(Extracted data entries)
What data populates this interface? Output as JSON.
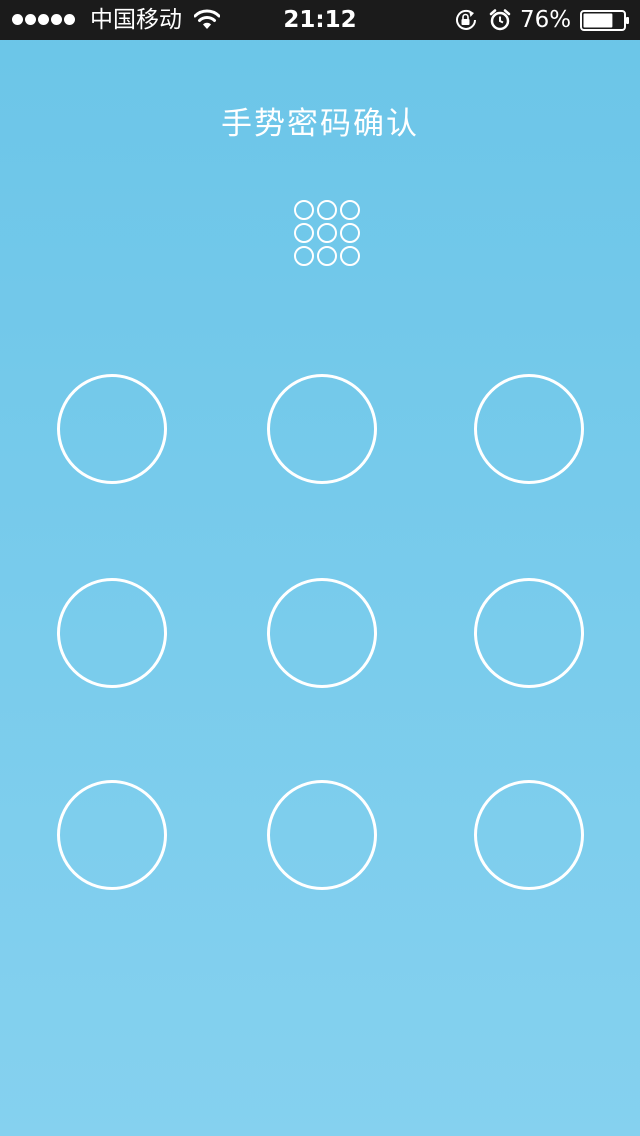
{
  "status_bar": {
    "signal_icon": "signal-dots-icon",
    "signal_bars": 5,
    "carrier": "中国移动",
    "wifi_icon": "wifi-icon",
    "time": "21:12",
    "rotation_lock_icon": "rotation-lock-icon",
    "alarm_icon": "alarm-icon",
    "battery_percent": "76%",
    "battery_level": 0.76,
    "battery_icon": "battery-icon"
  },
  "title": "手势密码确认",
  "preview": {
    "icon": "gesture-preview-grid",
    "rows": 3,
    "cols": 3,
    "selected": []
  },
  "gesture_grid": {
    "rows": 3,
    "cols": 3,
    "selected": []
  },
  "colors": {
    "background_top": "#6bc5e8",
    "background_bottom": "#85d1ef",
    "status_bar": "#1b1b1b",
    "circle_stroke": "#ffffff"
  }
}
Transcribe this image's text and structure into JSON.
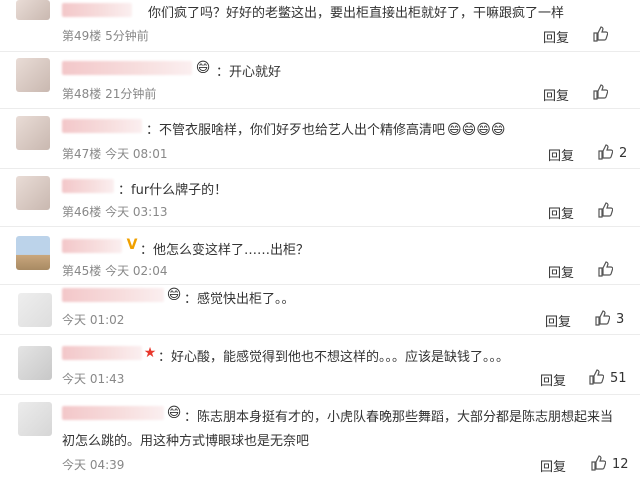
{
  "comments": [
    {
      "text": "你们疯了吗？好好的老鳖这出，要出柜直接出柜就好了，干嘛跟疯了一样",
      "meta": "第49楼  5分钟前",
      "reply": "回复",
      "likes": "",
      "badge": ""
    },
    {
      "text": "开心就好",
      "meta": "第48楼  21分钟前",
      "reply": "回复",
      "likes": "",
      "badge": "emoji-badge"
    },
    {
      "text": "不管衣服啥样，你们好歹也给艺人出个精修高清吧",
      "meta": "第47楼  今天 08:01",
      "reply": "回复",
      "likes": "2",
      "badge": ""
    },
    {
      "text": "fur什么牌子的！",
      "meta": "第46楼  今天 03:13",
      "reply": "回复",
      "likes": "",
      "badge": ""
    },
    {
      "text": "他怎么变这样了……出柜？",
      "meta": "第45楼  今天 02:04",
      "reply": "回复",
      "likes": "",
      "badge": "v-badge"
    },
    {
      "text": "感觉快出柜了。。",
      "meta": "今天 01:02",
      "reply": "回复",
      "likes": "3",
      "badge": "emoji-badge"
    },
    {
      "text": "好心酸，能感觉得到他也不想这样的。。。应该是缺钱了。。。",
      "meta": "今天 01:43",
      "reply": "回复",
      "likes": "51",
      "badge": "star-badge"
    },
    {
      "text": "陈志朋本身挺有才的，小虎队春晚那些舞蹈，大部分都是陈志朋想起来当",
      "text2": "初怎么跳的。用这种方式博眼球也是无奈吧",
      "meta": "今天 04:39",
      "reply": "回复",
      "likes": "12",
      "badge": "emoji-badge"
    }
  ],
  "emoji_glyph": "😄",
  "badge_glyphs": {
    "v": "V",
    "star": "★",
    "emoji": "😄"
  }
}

The exercise
From the entries above, copy each line holding "JSON".

Written response
What data populates this interface? Output as JSON.
Transcribe this image's text and structure into JSON.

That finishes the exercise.